## Listed entries
>> begin

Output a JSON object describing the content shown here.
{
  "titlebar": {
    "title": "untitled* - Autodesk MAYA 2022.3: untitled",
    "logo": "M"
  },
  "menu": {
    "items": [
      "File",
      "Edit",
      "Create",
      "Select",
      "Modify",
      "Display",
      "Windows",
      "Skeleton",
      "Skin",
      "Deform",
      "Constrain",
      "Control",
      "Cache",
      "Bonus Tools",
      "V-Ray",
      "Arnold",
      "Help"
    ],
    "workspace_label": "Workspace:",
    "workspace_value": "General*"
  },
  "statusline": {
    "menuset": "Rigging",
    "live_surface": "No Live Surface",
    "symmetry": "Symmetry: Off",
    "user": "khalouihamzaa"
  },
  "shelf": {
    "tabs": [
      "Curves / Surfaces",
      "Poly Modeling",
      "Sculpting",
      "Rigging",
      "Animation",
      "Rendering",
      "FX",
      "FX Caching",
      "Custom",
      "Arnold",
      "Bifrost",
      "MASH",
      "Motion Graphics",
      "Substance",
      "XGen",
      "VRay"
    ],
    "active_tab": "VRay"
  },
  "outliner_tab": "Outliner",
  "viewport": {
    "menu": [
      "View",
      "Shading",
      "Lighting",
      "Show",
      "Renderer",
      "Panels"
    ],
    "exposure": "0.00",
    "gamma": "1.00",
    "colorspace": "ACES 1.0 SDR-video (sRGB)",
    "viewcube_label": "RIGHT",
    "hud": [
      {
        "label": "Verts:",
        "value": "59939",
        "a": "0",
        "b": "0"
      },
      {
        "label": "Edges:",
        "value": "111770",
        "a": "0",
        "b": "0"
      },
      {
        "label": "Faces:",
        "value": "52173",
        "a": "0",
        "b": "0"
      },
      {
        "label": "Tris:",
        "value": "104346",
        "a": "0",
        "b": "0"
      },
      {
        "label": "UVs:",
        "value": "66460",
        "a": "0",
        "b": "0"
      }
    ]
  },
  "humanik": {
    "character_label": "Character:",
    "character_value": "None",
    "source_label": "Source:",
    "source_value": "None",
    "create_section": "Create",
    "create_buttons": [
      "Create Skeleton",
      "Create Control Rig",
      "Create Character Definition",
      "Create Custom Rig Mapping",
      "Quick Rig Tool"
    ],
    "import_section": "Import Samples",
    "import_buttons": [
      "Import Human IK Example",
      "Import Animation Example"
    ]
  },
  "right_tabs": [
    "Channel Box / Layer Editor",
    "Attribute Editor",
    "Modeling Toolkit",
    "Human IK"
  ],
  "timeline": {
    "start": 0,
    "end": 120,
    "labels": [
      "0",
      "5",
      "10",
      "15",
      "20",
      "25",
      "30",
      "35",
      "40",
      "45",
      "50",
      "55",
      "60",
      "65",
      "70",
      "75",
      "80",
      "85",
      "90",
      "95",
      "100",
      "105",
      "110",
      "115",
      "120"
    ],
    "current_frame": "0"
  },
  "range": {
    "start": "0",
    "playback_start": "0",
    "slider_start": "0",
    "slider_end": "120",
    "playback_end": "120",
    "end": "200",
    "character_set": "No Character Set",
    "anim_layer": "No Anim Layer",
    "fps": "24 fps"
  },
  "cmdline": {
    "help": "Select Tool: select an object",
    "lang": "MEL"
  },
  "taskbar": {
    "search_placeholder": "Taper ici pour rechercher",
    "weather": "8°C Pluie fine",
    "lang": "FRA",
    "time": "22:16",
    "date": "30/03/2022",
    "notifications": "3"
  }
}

>> end

## Short exercise
Reproduce every line above without error.

## The answer
Output a JSON object describing the content shown here.
{
  "titlebar": {
    "title": "untitled* - Autodesk MAYA 2022.3: untitled",
    "logo": "M"
  },
  "menu": {
    "items": [
      "File",
      "Edit",
      "Create",
      "Select",
      "Modify",
      "Display",
      "Windows",
      "Skeleton",
      "Skin",
      "Deform",
      "Constrain",
      "Control",
      "Cache",
      "Bonus Tools",
      "V-Ray",
      "Arnold",
      "Help"
    ],
    "workspace_label": "Workspace:",
    "workspace_value": "General*"
  },
  "statusline": {
    "menuset": "Rigging",
    "live_surface": "No Live Surface",
    "symmetry": "Symmetry: Off",
    "user": "khalouihamzaa"
  },
  "shelf": {
    "tabs": [
      "Curves / Surfaces",
      "Poly Modeling",
      "Sculpting",
      "Rigging",
      "Animation",
      "Rendering",
      "FX",
      "FX Caching",
      "Custom",
      "Arnold",
      "Bifrost",
      "MASH",
      "Motion Graphics",
      "Substance",
      "XGen",
      "VRay"
    ],
    "active_tab": "VRay"
  },
  "outliner_tab": "Outliner",
  "viewport": {
    "menu": [
      "View",
      "Shading",
      "Lighting",
      "Show",
      "Renderer",
      "Panels"
    ],
    "exposure": "0.00",
    "gamma": "1.00",
    "colorspace": "ACES 1.0 SDR-video (sRGB)",
    "viewcube_label": "RIGHT",
    "hud": [
      {
        "label": "Verts:",
        "value": "59939",
        "a": "0",
        "b": "0"
      },
      {
        "label": "Edges:",
        "value": "111770",
        "a": "0",
        "b": "0"
      },
      {
        "label": "Faces:",
        "value": "52173",
        "a": "0",
        "b": "0"
      },
      {
        "label": "Tris:",
        "value": "104346",
        "a": "0",
        "b": "0"
      },
      {
        "label": "UVs:",
        "value": "66460",
        "a": "0",
        "b": "0"
      }
    ]
  },
  "humanik": {
    "character_label": "Character:",
    "character_value": "None",
    "source_label": "Source:",
    "source_value": "None",
    "create_section": "Create",
    "create_buttons": [
      "Create Skeleton",
      "Create Control Rig",
      "Create Character Definition",
      "Create Custom Rig Mapping",
      "Quick Rig Tool"
    ],
    "import_section": "Import Samples",
    "import_buttons": [
      "Import Human IK Example",
      "Import Animation Example"
    ]
  },
  "right_tabs": [
    "Channel Box / Layer Editor",
    "Attribute Editor",
    "Modeling Toolkit",
    "Human IK"
  ],
  "timeline": {
    "start": 0,
    "end": 120,
    "labels": [
      "0",
      "5",
      "10",
      "15",
      "20",
      "25",
      "30",
      "35",
      "40",
      "45",
      "50",
      "55",
      "60",
      "65",
      "70",
      "75",
      "80",
      "85",
      "90",
      "95",
      "100",
      "105",
      "110",
      "115",
      "120"
    ],
    "current_frame": "0"
  },
  "range": {
    "start": "0",
    "playback_start": "0",
    "slider_start": "0",
    "slider_end": "120",
    "playback_end": "120",
    "end": "200",
    "character_set": "No Character Set",
    "anim_layer": "No Anim Layer",
    "fps": "24 fps"
  },
  "cmdline": {
    "help": "Select Tool: select an object",
    "lang": "MEL"
  },
  "taskbar": {
    "search_placeholder": "Taper ici pour rechercher",
    "weather": "8°C Pluie fine",
    "lang": "FRA",
    "time": "22:16",
    "date": "30/03/2022",
    "notifications": "3"
  }
}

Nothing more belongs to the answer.